> _Set exercise_
Copy every line of the listing that holds the string "flow".

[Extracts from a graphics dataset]
◇ ◇ ◇ ◇ ◇ ◇ ◇

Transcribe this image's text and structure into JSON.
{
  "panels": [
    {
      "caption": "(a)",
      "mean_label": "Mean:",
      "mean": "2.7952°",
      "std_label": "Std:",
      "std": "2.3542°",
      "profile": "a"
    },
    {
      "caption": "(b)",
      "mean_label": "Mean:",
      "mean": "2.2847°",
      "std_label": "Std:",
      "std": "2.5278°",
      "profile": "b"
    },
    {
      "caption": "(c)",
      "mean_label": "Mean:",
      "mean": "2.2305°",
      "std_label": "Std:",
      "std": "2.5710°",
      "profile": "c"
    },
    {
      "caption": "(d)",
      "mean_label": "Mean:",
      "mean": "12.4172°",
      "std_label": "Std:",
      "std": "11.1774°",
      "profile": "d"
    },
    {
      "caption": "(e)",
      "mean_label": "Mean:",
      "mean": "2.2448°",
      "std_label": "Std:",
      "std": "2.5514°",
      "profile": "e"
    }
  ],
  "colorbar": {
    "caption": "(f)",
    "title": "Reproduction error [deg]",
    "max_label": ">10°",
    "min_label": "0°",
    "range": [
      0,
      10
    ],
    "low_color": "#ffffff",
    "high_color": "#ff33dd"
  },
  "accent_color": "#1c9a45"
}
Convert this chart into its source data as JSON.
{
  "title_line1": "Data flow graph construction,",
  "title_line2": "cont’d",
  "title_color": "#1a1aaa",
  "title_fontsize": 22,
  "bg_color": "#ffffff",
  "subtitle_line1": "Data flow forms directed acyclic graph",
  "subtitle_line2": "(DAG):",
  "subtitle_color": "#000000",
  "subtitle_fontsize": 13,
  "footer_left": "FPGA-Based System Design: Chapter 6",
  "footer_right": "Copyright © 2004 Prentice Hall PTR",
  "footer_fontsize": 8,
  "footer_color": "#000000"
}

◇ ◇ ◇ ◇ ◇ ◇ ◇

> _Written solution_
  "title_line1": "Data flow graph construction,",
  "subtitle_line1": "Data flow forms directed acyclic graph",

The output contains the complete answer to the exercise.